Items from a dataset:
"""
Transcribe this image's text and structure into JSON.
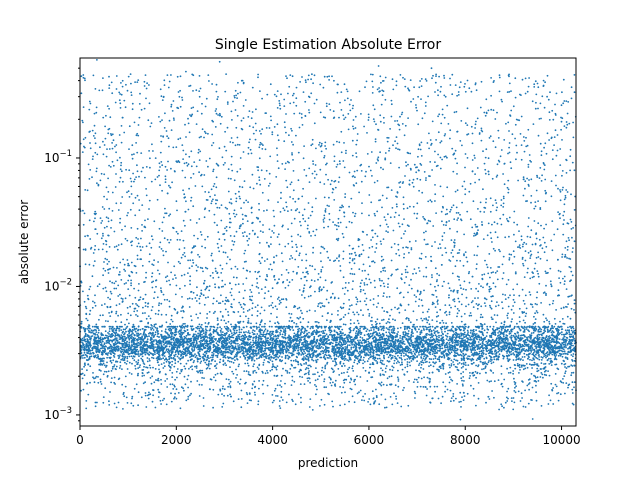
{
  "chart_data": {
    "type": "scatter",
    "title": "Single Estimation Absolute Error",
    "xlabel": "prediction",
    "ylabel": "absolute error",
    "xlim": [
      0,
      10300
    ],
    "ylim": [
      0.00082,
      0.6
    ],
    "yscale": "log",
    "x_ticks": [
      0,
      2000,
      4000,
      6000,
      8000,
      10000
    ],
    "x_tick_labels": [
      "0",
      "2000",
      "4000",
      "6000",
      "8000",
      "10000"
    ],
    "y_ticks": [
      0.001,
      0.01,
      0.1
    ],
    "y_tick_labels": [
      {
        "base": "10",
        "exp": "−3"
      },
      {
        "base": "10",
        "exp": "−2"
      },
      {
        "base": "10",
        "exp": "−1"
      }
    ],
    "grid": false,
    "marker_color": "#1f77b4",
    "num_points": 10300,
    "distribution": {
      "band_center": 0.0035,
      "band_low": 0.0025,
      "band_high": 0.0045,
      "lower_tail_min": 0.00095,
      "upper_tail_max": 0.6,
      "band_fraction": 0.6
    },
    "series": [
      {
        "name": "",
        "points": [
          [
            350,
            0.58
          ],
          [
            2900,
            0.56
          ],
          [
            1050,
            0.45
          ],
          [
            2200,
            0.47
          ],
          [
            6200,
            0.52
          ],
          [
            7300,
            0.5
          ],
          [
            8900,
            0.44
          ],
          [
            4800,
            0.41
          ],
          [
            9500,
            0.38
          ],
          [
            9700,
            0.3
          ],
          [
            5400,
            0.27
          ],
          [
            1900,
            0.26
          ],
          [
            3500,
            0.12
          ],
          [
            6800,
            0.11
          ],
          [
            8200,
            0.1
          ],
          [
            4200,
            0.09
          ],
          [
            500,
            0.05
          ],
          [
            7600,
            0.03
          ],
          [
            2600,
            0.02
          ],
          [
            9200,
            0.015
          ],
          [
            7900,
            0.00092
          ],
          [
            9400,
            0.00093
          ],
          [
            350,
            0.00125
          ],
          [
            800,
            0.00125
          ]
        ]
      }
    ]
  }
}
"""
→ Work required: Can you retype every record above exactly, leaving out the pictures?

→ Result for this exercise:
Transcribe this image's text and structure into JSON.
{
  "chart_data": {
    "type": "scatter",
    "title": "Single Estimation Absolute Error",
    "xlabel": "prediction",
    "ylabel": "absolute error",
    "xlim": [
      0,
      10300
    ],
    "ylim": [
      0.00082,
      0.6
    ],
    "yscale": "log",
    "x_ticks": [
      0,
      2000,
      4000,
      6000,
      8000,
      10000
    ],
    "x_tick_labels": [
      "0",
      "2000",
      "4000",
      "6000",
      "8000",
      "10000"
    ],
    "y_ticks": [
      0.001,
      0.01,
      0.1
    ],
    "y_tick_labels": [
      {
        "base": "10",
        "exp": "−3"
      },
      {
        "base": "10",
        "exp": "−2"
      },
      {
        "base": "10",
        "exp": "−1"
      }
    ],
    "grid": false,
    "marker_color": "#1f77b4",
    "num_points": 10300,
    "distribution": {
      "band_center": 0.0035,
      "band_low": 0.0025,
      "band_high": 0.0045,
      "lower_tail_min": 0.00095,
      "upper_tail_max": 0.6,
      "band_fraction": 0.6
    },
    "series": [
      {
        "name": "",
        "points": [
          [
            350,
            0.58
          ],
          [
            2900,
            0.56
          ],
          [
            1050,
            0.45
          ],
          [
            2200,
            0.47
          ],
          [
            6200,
            0.52
          ],
          [
            7300,
            0.5
          ],
          [
            8900,
            0.44
          ],
          [
            4800,
            0.41
          ],
          [
            9500,
            0.38
          ],
          [
            9700,
            0.3
          ],
          [
            5400,
            0.27
          ],
          [
            1900,
            0.26
          ],
          [
            3500,
            0.12
          ],
          [
            6800,
            0.11
          ],
          [
            8200,
            0.1
          ],
          [
            4200,
            0.09
          ],
          [
            500,
            0.05
          ],
          [
            7600,
            0.03
          ],
          [
            2600,
            0.02
          ],
          [
            9200,
            0.015
          ],
          [
            7900,
            0.00092
          ],
          [
            9400,
            0.00093
          ],
          [
            350,
            0.00125
          ],
          [
            800,
            0.00125
          ]
        ]
      }
    ]
  }
}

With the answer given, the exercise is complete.